**Task prompt**
Pull out every line in the data that has the string "some" in it.

┌─ Material shown

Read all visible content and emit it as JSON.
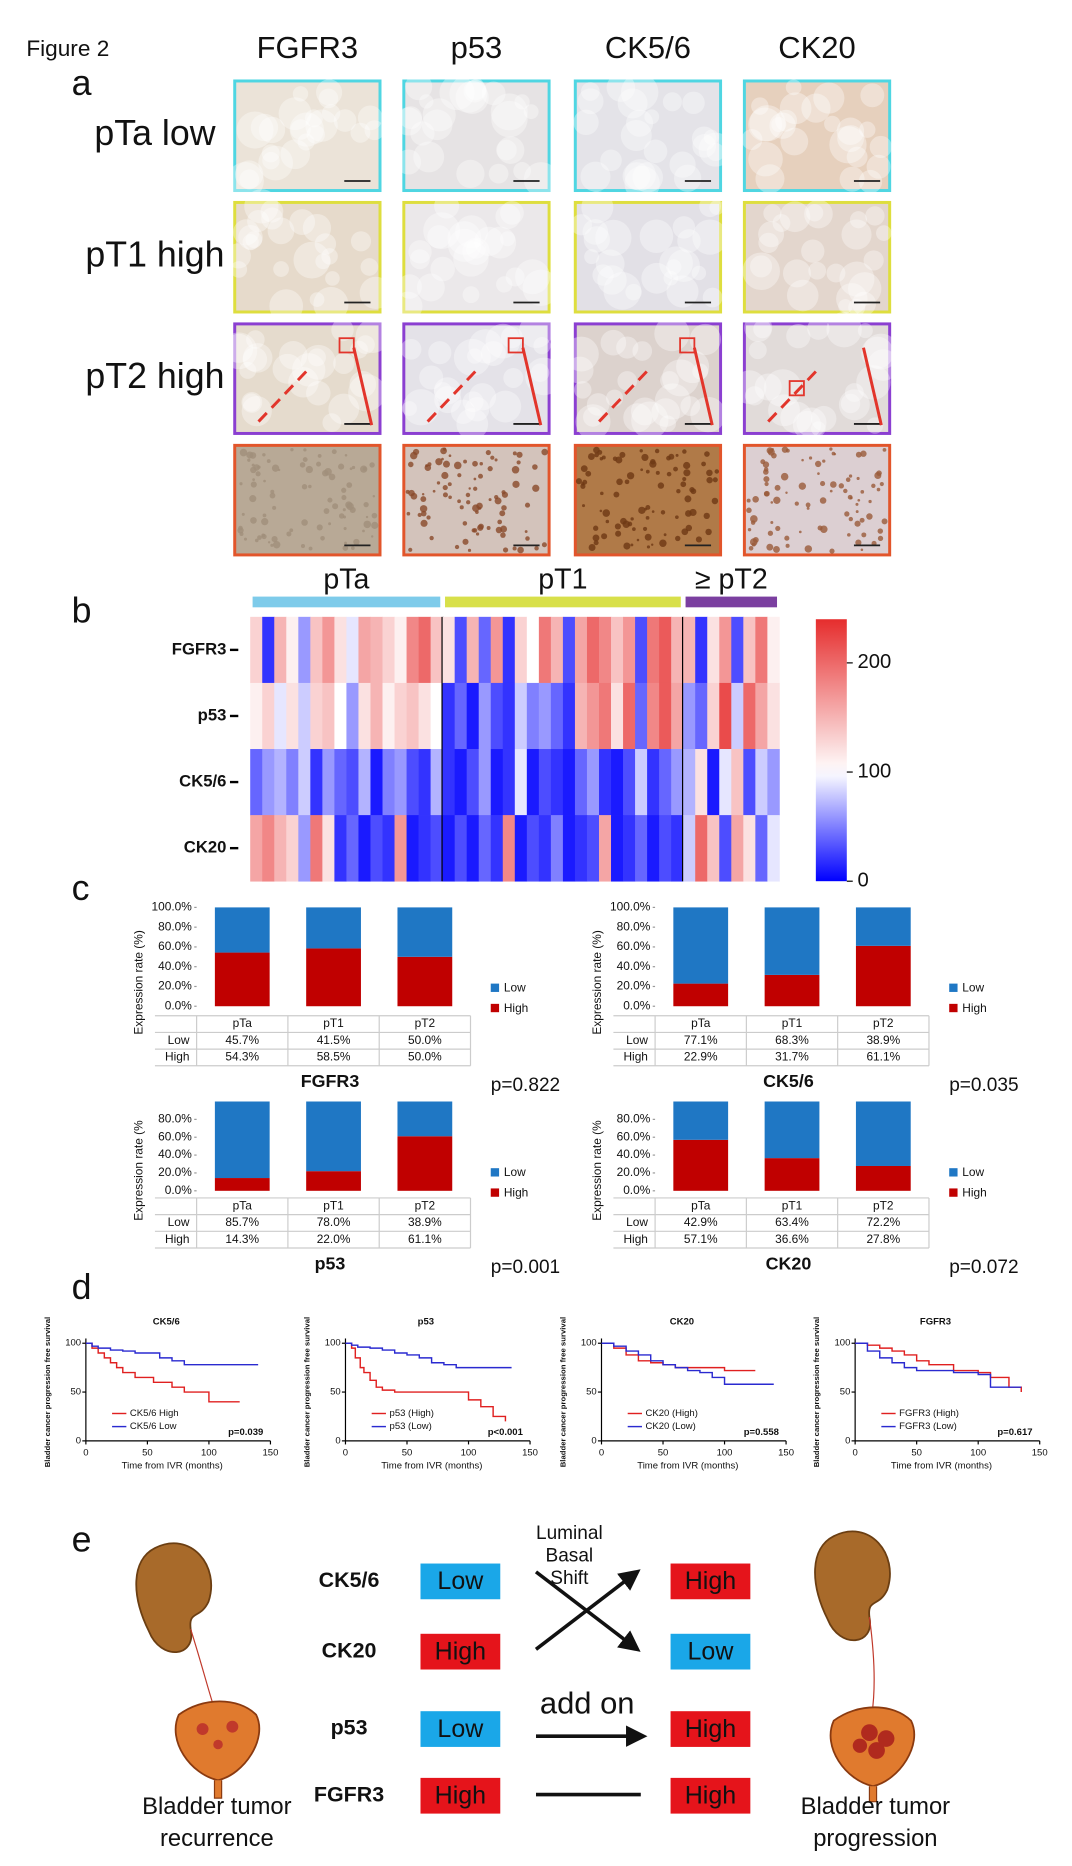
{
  "figure_label": "Figure 2",
  "panel_labels": [
    "a",
    "b",
    "c",
    "d",
    "e"
  ],
  "panel_a": {
    "markers": [
      "FGFR3",
      "p53",
      "CK5/6",
      "CK20"
    ],
    "rows": [
      {
        "label": "pTa low",
        "border": "#4fd6e2",
        "tones": [
          "#ebe3d8",
          "#e6e3e4",
          "#e4e3e8",
          "#e6d0bd"
        ]
      },
      {
        "label": "pT1 high",
        "border": "#dede3e",
        "tones": [
          "#e6dacb",
          "#ebe8ea",
          "#e2e0e6",
          "#e3d6cd"
        ]
      },
      {
        "label": "pT2 high",
        "border": "#8b3fd1",
        "tones": [
          "#e5dbcd",
          "#e4e2e8",
          "#dcd2cd",
          "#e1dbd9"
        ]
      }
    ],
    "zoom_row": {
      "border": "#e2552b",
      "tones": [
        "#b8a996",
        "#d3c3bb",
        "#b07a48",
        "#dccfd2"
      ],
      "speckle": [
        "#a08e7a",
        "#8a4a2a",
        "#6e3814",
        "#9a5a3a"
      ]
    }
  },
  "chart_data": [
    {
      "type": "heatmap",
      "rows": [
        "FGFR3",
        "p53",
        "CK5/6",
        "CK20"
      ],
      "groups": [
        {
          "name": "pTa",
          "color": "#7ecbea",
          "values": [
            [
              130,
              20,
              150,
              110,
              60,
              140,
              170,
              120,
              90,
              160,
              150,
              130,
              110,
              180,
              200,
              140
            ],
            [
              110,
              130,
              90,
              120,
              80,
              130,
              140,
              100,
              60,
              120,
              150,
              110,
              130,
              140,
              120,
              100
            ],
            [
              40,
              60,
              70,
              50,
              80,
              20,
              60,
              40,
              30,
              70,
              10,
              50,
              60,
              30,
              20,
              70
            ],
            [
              160,
              180,
              150,
              130,
              60,
              190,
              120,
              20,
              40,
              10,
              30,
              20,
              170,
              10,
              20,
              30
            ]
          ]
        },
        {
          "name": "pT1",
          "color": "#d8e04a",
          "values": [
            [
              120,
              30,
              150,
              40,
              170,
              20,
              130,
              100,
              190,
              150,
              30,
              160,
              200,
              180,
              140,
              170,
              30,
              190,
              210,
              150
            ],
            [
              20,
              40,
              10,
              60,
              30,
              20,
              80,
              50,
              60,
              40,
              20,
              150,
              170,
              190,
              120,
              200,
              40,
              180,
              210,
              160
            ],
            [
              20,
              10,
              30,
              60,
              10,
              20,
              90,
              10,
              30,
              20,
              10,
              40,
              60,
              20,
              10,
              30,
              80,
              20,
              40,
              60
            ],
            [
              10,
              30,
              10,
              40,
              20,
              180,
              10,
              30,
              20,
              50,
              10,
              20,
              30,
              160,
              10,
              20,
              40,
              10,
              30,
              20
            ]
          ]
        },
        {
          "name": "≥ pT2",
          "color": "#7b3fa0",
          "values": [
            [
              150,
              20,
              120,
              170,
              30,
              140,
              190,
              110
            ],
            [
              60,
              40,
              130,
              220,
              80,
              200,
              160,
              120
            ],
            [
              70,
              120,
              10,
              90,
              140,
              30,
              80,
              60
            ],
            [
              80,
              200,
              140,
              30,
              160,
              120,
              40,
              90
            ]
          ]
        }
      ],
      "clim": [
        0,
        240
      ],
      "cticks": [
        0,
        100,
        200
      ]
    },
    {
      "type": "bar",
      "title": "FGFR3",
      "ylabel": "Expression rate (%)",
      "categories": [
        "pTa",
        "pT1",
        "pT2"
      ],
      "series": [
        {
          "name": "Low",
          "color": "#1f77c4",
          "values": [
            45.7,
            41.5,
            50.0
          ],
          "value_labels": [
            "45.7%",
            "41.5%",
            "50.0%"
          ]
        },
        {
          "name": "High",
          "color": "#c00000",
          "values": [
            54.3,
            58.5,
            50.0
          ],
          "value_labels": [
            "54.3%",
            "58.5%",
            "50.0%"
          ]
        }
      ],
      "ylim": [
        0,
        100
      ],
      "yticks": [
        {
          "value": 0,
          "label": "0.0%"
        },
        {
          "value": 20,
          "label": "20.0%"
        },
        {
          "value": 40,
          "label": "40.0%"
        },
        {
          "value": 60,
          "label": "60.0%"
        },
        {
          "value": 80,
          "label": "80.0%"
        },
        {
          "value": 100,
          "label": "100.0%"
        }
      ],
      "annotation": "p=0.822",
      "annotation_color": "#111111"
    },
    {
      "type": "bar",
      "title": "CK5/6",
      "ylabel": "Expression rate (%)",
      "categories": [
        "pTa",
        "pT1",
        "pT2"
      ],
      "series": [
        {
          "name": "Low",
          "color": "#1f77c4",
          "values": [
            77.1,
            68.3,
            38.9
          ],
          "value_labels": [
            "77.1%",
            "68.3%",
            "38.9%"
          ]
        },
        {
          "name": "High",
          "color": "#c00000",
          "values": [
            22.9,
            31.7,
            61.1
          ],
          "value_labels": [
            "22.9%",
            "31.7%",
            "61.1%"
          ]
        }
      ],
      "ylim": [
        0,
        100
      ],
      "yticks": [
        {
          "value": 0,
          "label": "0.0%"
        },
        {
          "value": 20,
          "label": "20.0%"
        },
        {
          "value": 40,
          "label": "40.0%"
        },
        {
          "value": 60,
          "label": "60.0%"
        },
        {
          "value": 80,
          "label": "80.0%"
        },
        {
          "value": 100,
          "label": "100.0%"
        }
      ],
      "annotation": "p=0.035",
      "annotation_color": "#e8401c"
    },
    {
      "type": "bar",
      "title": "p53",
      "ylabel": "Expression rate (%",
      "categories": [
        "pTa",
        "pT1",
        "pT2"
      ],
      "series": [
        {
          "name": "Low",
          "color": "#1f77c4",
          "values": [
            85.7,
            78.0,
            38.9
          ],
          "value_labels": [
            "85.7%",
            "78.0%",
            "38.9%"
          ]
        },
        {
          "name": "High",
          "color": "#c00000",
          "values": [
            14.3,
            22.0,
            61.1
          ],
          "value_labels": [
            "14.3%",
            "22.0%",
            "61.1%"
          ]
        }
      ],
      "ylim": [
        0,
        100
      ],
      "yticks": [
        {
          "value": 0,
          "label": "0.0%"
        },
        {
          "value": 20,
          "label": "20.0%"
        },
        {
          "value": 40,
          "label": "40.0%"
        },
        {
          "value": 60,
          "label": "60.0%"
        },
        {
          "value": 80,
          "label": "80.0%"
        }
      ],
      "annotation": "p=0.001",
      "annotation_color": "#e8401c"
    },
    {
      "type": "bar",
      "title": "CK20",
      "ylabel": "Expression rate (%",
      "categories": [
        "pTa",
        "pT1",
        "pT2"
      ],
      "series": [
        {
          "name": "Low",
          "color": "#1f77c4",
          "values": [
            42.9,
            63.4,
            72.2
          ],
          "value_labels": [
            "42.9%",
            "63.4%",
            "72.2%"
          ]
        },
        {
          "name": "High",
          "color": "#c00000",
          "values": [
            57.1,
            36.6,
            27.8
          ],
          "value_labels": [
            "57.1%",
            "36.6%",
            "27.8%"
          ]
        }
      ],
      "ylim": [
        0,
        100
      ],
      "yticks": [
        {
          "value": 0,
          "label": "0.0%"
        },
        {
          "value": 20,
          "label": "20.0%"
        },
        {
          "value": 40,
          "label": "40.0%"
        },
        {
          "value": 60,
          "label": "60.0%"
        },
        {
          "value": 80,
          "label": "80.0%"
        }
      ],
      "annotation": "p=0.072",
      "annotation_color": "#111111"
    },
    {
      "type": "line",
      "title": "CK5/6",
      "xlabel": "Time from IVR (months)",
      "ylabel": "Bladder cancer progression free survival",
      "series": [
        {
          "name": "CK5/6 High",
          "color": "#e02020",
          "x": [
            0,
            5,
            10,
            15,
            20,
            25,
            30,
            40,
            50,
            55,
            70,
            80,
            100,
            125
          ],
          "values": [
            100,
            95,
            90,
            85,
            80,
            75,
            70,
            65,
            65,
            60,
            55,
            50,
            40,
            40
          ]
        },
        {
          "name": "CK5/6 Low",
          "color": "#2a2ad0",
          "x": [
            0,
            5,
            10,
            20,
            30,
            40,
            60,
            70,
            80,
            140
          ],
          "values": [
            100,
            97,
            95,
            93,
            92,
            90,
            85,
            82,
            78,
            78
          ]
        }
      ],
      "xlim": [
        0,
        150
      ],
      "xticks": [
        0,
        50,
        100,
        150
      ],
      "ylim": [
        0,
        100
      ],
      "yticks": [
        0,
        50,
        100
      ],
      "annotation": "p=0.039"
    },
    {
      "type": "line",
      "title": "p53",
      "xlabel": "Time from IVR (months)",
      "ylabel": "Bladder cancer progression free survival",
      "series": [
        {
          "name": "p53 (High)",
          "color": "#e02020",
          "x": [
            0,
            5,
            8,
            12,
            15,
            20,
            25,
            30,
            40,
            100,
            110,
            120,
            130
          ],
          "values": [
            100,
            95,
            85,
            75,
            70,
            62,
            55,
            52,
            50,
            42,
            35,
            25,
            20
          ]
        },
        {
          "name": "p53 (Low)",
          "color": "#2a2ad0",
          "x": [
            0,
            5,
            10,
            20,
            30,
            40,
            50,
            60,
            70,
            80,
            90,
            135
          ],
          "values": [
            100,
            98,
            96,
            95,
            93,
            90,
            88,
            85,
            80,
            78,
            75,
            75
          ]
        }
      ],
      "xlim": [
        0,
        150
      ],
      "xticks": [
        0,
        50,
        100,
        150
      ],
      "ylim": [
        0,
        100
      ],
      "yticks": [
        0,
        50,
        100
      ],
      "annotation": "p<0.001"
    },
    {
      "type": "line",
      "title": "CK20",
      "xlabel": "Time from IVR (months)",
      "ylabel": "Bladder cancer progression free survival",
      "series": [
        {
          "name": "CK20 (High)",
          "color": "#e02020",
          "x": [
            0,
            10,
            20,
            30,
            40,
            50,
            60,
            100,
            125
          ],
          "values": [
            100,
            95,
            88,
            82,
            80,
            78,
            75,
            72,
            72
          ]
        },
        {
          "name": "CK20 (Low)",
          "color": "#2a2ad0",
          "x": [
            0,
            10,
            20,
            30,
            40,
            50,
            60,
            70,
            80,
            90,
            100,
            140
          ],
          "values": [
            100,
            97,
            92,
            88,
            82,
            78,
            75,
            72,
            70,
            65,
            58,
            58
          ]
        }
      ],
      "xlim": [
        0,
        150
      ],
      "xticks": [
        0,
        50,
        100,
        150
      ],
      "ylim": [
        0,
        100
      ],
      "yticks": [
        0,
        50,
        100
      ],
      "annotation": "p=0.558"
    },
    {
      "type": "line",
      "title": "FGFR3",
      "xlabel": "Time from IVR (months)",
      "ylabel": "Bladder cancer progression free survival",
      "series": [
        {
          "name": "FGFR3 (High)",
          "color": "#e02020",
          "x": [
            0,
            10,
            20,
            30,
            40,
            50,
            60,
            80,
            100,
            110,
            125,
            135
          ],
          "values": [
            100,
            98,
            95,
            92,
            88,
            82,
            78,
            72,
            70,
            65,
            55,
            50
          ]
        },
        {
          "name": "FGFR3 (Low)",
          "color": "#2a2ad0",
          "x": [
            0,
            10,
            20,
            30,
            40,
            50,
            80,
            100,
            110,
            135
          ],
          "values": [
            100,
            92,
            85,
            80,
            75,
            72,
            70,
            68,
            55,
            55
          ]
        }
      ],
      "xlim": [
        0,
        150
      ],
      "xticks": [
        0,
        50,
        100,
        150
      ],
      "ylim": [
        0,
        100
      ],
      "yticks": [
        0,
        50,
        100
      ],
      "annotation": "p=0.617"
    }
  ],
  "panel_e": {
    "markers": [
      "CK5/6",
      "CK20",
      "p53",
      "FGFR3"
    ],
    "before": [
      {
        "label": "Low",
        "color": "#1aa7e8"
      },
      {
        "label": "High",
        "color": "#e5141b"
      },
      {
        "label": "Low",
        "color": "#1aa7e8"
      },
      {
        "label": "High",
        "color": "#e5141b"
      }
    ],
    "after": [
      {
        "label": "High",
        "color": "#e5141b"
      },
      {
        "label": "Low",
        "color": "#1aa7e8"
      },
      {
        "label": "High",
        "color": "#e5141b"
      },
      {
        "label": "High",
        "color": "#e5141b"
      }
    ],
    "shift_label": [
      "Luminal",
      "Basal",
      "Shift"
    ],
    "add_on": "add on",
    "left_caption": [
      "Bladder tumor",
      "recurrence"
    ],
    "right_caption": [
      "Bladder tumor",
      "progression"
    ]
  }
}
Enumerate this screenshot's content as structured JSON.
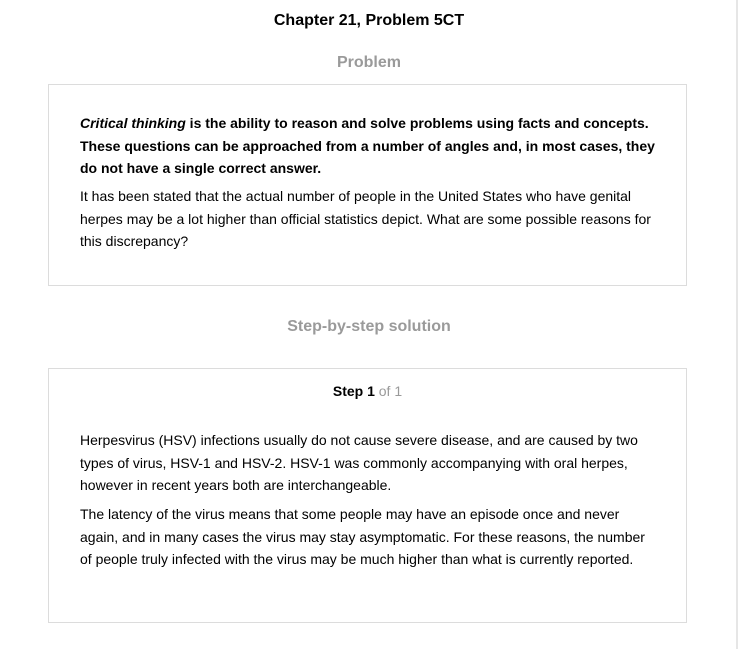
{
  "header": {
    "chapter_title": "Chapter 21, Problem 5CT"
  },
  "problem": {
    "heading": "Problem",
    "intro_emphasis": "Critical thinking",
    "intro_rest": " is the ability to reason and solve problems using facts and concepts. These questions can be approached from a number of angles and, in most cases, they do not have a single correct answer.",
    "question": "It has been stated that the actual number of people in the United States who have genital herpes may be a lot higher than official statistics depict. What are some possible reasons for this discrepancy?"
  },
  "solution": {
    "heading": "Step-by-step solution",
    "step_word": "Step 1",
    "step_of": " of 1",
    "paragraphs": [
      "Herpesvirus (HSV) infections usually do not cause severe disease, and are caused by two types of virus, HSV-1 and HSV-2. HSV-1 was commonly accompanying with oral herpes, however in recent years both are interchangeable.",
      "The latency of the virus means that some people may have an episode once and never again, and in many cases the virus may stay asymptomatic. For these reasons, the number of people truly infected with the virus may be much higher than what is currently reported."
    ]
  }
}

└─

**Expected output**
    "question": "It has been stated that the actual number of people in the United States who have genital herpes may be a lot higher than official statistics depict. What are some possible reasons for this discrepancy?"
      "The latency of the virus means that some people may have an episode once and never again, and in many cases the virus may stay asymptomatic. For these reasons, the number of people truly infected with the virus may be much higher than what is currently reported."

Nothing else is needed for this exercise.